• **SHORT EXERCISE**
Copy each line of the records that contains the word "United".

(Stored records)
────────────────

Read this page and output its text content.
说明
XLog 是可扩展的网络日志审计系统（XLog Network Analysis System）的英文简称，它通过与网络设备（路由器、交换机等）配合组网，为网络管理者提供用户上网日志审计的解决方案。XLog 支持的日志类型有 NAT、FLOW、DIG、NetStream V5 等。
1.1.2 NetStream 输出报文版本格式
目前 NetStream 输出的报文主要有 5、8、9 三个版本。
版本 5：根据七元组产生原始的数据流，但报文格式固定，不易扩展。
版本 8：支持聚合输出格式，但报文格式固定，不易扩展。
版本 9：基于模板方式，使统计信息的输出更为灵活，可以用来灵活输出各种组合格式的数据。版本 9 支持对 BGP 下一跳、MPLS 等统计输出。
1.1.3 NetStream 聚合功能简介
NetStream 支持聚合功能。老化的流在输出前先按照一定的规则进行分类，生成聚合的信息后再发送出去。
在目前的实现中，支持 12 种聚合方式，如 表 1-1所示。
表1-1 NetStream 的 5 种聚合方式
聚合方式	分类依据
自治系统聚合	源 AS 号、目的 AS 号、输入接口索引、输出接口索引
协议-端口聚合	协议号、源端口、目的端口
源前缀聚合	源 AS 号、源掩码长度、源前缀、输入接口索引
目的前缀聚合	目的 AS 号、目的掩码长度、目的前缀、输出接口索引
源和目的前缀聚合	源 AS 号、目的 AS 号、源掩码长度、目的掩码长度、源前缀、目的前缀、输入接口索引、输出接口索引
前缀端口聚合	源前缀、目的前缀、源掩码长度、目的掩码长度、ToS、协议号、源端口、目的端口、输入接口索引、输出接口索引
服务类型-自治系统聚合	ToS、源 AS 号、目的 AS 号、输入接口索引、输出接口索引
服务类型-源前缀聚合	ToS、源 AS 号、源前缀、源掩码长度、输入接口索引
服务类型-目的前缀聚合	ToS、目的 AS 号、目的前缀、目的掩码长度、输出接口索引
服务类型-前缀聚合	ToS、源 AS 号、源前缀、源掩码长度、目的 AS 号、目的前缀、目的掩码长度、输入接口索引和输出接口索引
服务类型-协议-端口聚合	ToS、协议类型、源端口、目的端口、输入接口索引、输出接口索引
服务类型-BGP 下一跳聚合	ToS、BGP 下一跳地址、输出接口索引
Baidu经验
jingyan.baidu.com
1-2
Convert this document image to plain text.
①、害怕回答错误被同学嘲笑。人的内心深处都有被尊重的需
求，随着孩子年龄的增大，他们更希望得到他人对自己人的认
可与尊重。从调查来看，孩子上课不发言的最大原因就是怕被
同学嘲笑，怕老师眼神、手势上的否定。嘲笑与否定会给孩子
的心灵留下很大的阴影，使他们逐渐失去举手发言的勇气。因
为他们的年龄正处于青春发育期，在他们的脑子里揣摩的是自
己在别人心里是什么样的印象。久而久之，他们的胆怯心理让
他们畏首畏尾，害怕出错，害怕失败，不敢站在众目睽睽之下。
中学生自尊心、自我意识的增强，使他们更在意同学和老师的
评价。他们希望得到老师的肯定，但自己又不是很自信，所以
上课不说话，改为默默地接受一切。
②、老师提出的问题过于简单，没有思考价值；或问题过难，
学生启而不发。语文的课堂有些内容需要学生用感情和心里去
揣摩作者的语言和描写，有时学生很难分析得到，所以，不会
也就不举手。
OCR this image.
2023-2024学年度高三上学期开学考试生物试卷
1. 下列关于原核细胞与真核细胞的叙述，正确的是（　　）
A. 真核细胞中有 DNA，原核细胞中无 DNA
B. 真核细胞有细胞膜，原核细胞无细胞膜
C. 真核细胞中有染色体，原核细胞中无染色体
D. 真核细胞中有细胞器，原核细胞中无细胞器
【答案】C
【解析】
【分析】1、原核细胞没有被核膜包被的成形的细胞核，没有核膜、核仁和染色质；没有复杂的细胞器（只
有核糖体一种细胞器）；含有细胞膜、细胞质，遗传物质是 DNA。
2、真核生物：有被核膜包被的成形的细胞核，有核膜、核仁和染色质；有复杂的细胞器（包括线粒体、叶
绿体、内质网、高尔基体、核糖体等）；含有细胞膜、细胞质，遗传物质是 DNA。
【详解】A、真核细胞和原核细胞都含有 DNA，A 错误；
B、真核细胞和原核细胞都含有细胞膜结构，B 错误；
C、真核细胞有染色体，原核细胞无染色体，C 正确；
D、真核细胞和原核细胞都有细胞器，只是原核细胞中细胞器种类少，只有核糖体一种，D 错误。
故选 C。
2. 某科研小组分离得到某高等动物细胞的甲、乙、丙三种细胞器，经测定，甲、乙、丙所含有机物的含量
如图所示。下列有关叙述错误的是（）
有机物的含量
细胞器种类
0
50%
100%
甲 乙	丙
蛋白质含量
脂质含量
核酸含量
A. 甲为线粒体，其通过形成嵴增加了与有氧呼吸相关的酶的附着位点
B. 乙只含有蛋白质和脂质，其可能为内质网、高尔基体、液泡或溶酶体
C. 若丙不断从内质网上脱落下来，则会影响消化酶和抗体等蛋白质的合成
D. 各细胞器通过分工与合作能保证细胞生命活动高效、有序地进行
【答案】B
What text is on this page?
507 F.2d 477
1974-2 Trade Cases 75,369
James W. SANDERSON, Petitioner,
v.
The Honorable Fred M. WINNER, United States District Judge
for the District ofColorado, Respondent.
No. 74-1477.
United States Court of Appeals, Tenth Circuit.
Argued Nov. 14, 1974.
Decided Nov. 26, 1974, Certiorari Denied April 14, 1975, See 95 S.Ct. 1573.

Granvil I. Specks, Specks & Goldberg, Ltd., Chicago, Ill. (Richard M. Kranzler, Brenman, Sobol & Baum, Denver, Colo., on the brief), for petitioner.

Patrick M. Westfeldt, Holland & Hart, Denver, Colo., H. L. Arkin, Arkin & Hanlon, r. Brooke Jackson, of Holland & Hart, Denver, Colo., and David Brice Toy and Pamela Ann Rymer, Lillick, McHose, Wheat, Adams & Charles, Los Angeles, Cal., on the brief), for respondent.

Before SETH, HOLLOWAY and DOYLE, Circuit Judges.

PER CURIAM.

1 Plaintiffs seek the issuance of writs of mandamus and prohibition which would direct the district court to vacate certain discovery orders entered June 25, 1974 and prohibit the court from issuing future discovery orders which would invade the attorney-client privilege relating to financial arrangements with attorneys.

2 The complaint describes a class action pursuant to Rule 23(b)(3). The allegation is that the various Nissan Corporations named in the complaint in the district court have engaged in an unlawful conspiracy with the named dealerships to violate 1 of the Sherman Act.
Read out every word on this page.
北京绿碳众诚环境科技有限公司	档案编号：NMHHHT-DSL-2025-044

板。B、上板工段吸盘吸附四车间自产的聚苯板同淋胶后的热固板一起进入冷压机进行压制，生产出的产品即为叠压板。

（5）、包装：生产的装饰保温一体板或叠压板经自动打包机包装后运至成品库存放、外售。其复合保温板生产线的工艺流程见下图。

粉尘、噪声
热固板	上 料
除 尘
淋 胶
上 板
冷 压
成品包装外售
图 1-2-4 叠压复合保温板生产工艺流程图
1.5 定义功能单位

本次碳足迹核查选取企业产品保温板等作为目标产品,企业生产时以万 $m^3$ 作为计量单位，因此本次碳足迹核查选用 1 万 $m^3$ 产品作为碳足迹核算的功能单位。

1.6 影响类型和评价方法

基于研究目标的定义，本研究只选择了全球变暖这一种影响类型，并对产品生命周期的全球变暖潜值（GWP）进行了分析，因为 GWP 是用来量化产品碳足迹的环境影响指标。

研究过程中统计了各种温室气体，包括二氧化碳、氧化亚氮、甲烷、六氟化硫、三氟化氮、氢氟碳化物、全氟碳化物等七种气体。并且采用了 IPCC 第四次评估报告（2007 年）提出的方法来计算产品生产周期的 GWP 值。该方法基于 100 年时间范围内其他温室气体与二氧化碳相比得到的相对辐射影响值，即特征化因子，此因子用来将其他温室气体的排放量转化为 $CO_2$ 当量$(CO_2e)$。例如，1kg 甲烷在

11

────────────────

• **CORRECT RESPONSE**
The Honorable Fred M. WINNER, United States District Judge
United States Court of Appeals, Tenth Circuit.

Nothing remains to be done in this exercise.